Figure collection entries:
:::::

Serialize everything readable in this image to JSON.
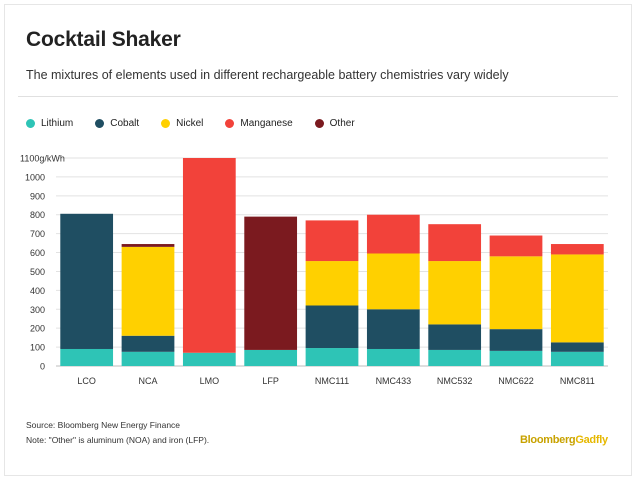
{
  "title": "Cocktail Shaker",
  "subtitle": "The mixtures of elements used in different rechargeable battery chemistries vary widely",
  "legend": [
    {
      "label": "Lithium",
      "color": "#2ec4b6"
    },
    {
      "label": "Cobalt",
      "color": "#1f4e62"
    },
    {
      "label": "Nickel",
      "color": "#ffd000"
    },
    {
      "label": "Manganese",
      "color": "#f2423a"
    },
    {
      "label": "Other",
      "color": "#7b1a1f"
    }
  ],
  "footer": {
    "source": "Source: Bloomberg New Energy Finance",
    "note": "Note: \"Other\" is aluminum (NOA) and iron (LFP).",
    "brand_part1": "Bloomberg",
    "brand_part2": "Gadfly"
  },
  "chart_data": {
    "type": "bar",
    "stacked": true,
    "title": "Cocktail Shaker",
    "subtitle": "The mixtures of elements used in different rechargeable battery chemistries vary widely",
    "unit_label": "1100g/kWh",
    "categories": [
      "LCO",
      "NCA",
      "LMO",
      "LFP",
      "NMC111",
      "NMC433",
      "NMC532",
      "NMC622",
      "NMC811"
    ],
    "yticks": [
      0,
      100,
      200,
      300,
      400,
      500,
      600,
      700,
      800,
      900,
      1000
    ],
    "ylim": [
      0,
      1100
    ],
    "grid": true,
    "legend_position": "top-left",
    "series": [
      {
        "name": "Lithium",
        "color": "#2ec4b6",
        "values": [
          90,
          75,
          70,
          85,
          95,
          90,
          85,
          80,
          75
        ]
      },
      {
        "name": "Cobalt",
        "color": "#1f4e62",
        "values": [
          715,
          85,
          0,
          0,
          225,
          210,
          135,
          115,
          50
        ]
      },
      {
        "name": "Nickel",
        "color": "#ffd000",
        "values": [
          0,
          470,
          0,
          0,
          235,
          295,
          335,
          385,
          465
        ]
      },
      {
        "name": "Manganese",
        "color": "#f2423a",
        "values": [
          0,
          0,
          1030,
          0,
          215,
          205,
          195,
          110,
          55
        ]
      },
      {
        "name": "Other",
        "color": "#7b1a1f",
        "values": [
          0,
          15,
          0,
          705,
          0,
          0,
          0,
          0,
          0
        ]
      }
    ]
  }
}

:::::

- Aim of the task:
Leave out the pictures and retype every line above exactly.

- Reply to the task:
Serialize everything readable in this image to JSON.
{
  "title": "Cocktail Shaker",
  "subtitle": "The mixtures of elements used in different rechargeable battery chemistries vary widely",
  "legend": [
    {
      "label": "Lithium",
      "color": "#2ec4b6"
    },
    {
      "label": "Cobalt",
      "color": "#1f4e62"
    },
    {
      "label": "Nickel",
      "color": "#ffd000"
    },
    {
      "label": "Manganese",
      "color": "#f2423a"
    },
    {
      "label": "Other",
      "color": "#7b1a1f"
    }
  ],
  "footer": {
    "source": "Source: Bloomberg New Energy Finance",
    "note": "Note: \"Other\" is aluminum (NOA) and iron (LFP).",
    "brand_part1": "Bloomberg",
    "brand_part2": "Gadfly"
  },
  "chart_data": {
    "type": "bar",
    "stacked": true,
    "title": "Cocktail Shaker",
    "subtitle": "The mixtures of elements used in different rechargeable battery chemistries vary widely",
    "unit_label": "1100g/kWh",
    "categories": [
      "LCO",
      "NCA",
      "LMO",
      "LFP",
      "NMC111",
      "NMC433",
      "NMC532",
      "NMC622",
      "NMC811"
    ],
    "yticks": [
      0,
      100,
      200,
      300,
      400,
      500,
      600,
      700,
      800,
      900,
      1000
    ],
    "ylim": [
      0,
      1100
    ],
    "grid": true,
    "legend_position": "top-left",
    "series": [
      {
        "name": "Lithium",
        "color": "#2ec4b6",
        "values": [
          90,
          75,
          70,
          85,
          95,
          90,
          85,
          80,
          75
        ]
      },
      {
        "name": "Cobalt",
        "color": "#1f4e62",
        "values": [
          715,
          85,
          0,
          0,
          225,
          210,
          135,
          115,
          50
        ]
      },
      {
        "name": "Nickel",
        "color": "#ffd000",
        "values": [
          0,
          470,
          0,
          0,
          235,
          295,
          335,
          385,
          465
        ]
      },
      {
        "name": "Manganese",
        "color": "#f2423a",
        "values": [
          0,
          0,
          1030,
          0,
          215,
          205,
          195,
          110,
          55
        ]
      },
      {
        "name": "Other",
        "color": "#7b1a1f",
        "values": [
          0,
          15,
          0,
          705,
          0,
          0,
          0,
          0,
          0
        ]
      }
    ]
  }
}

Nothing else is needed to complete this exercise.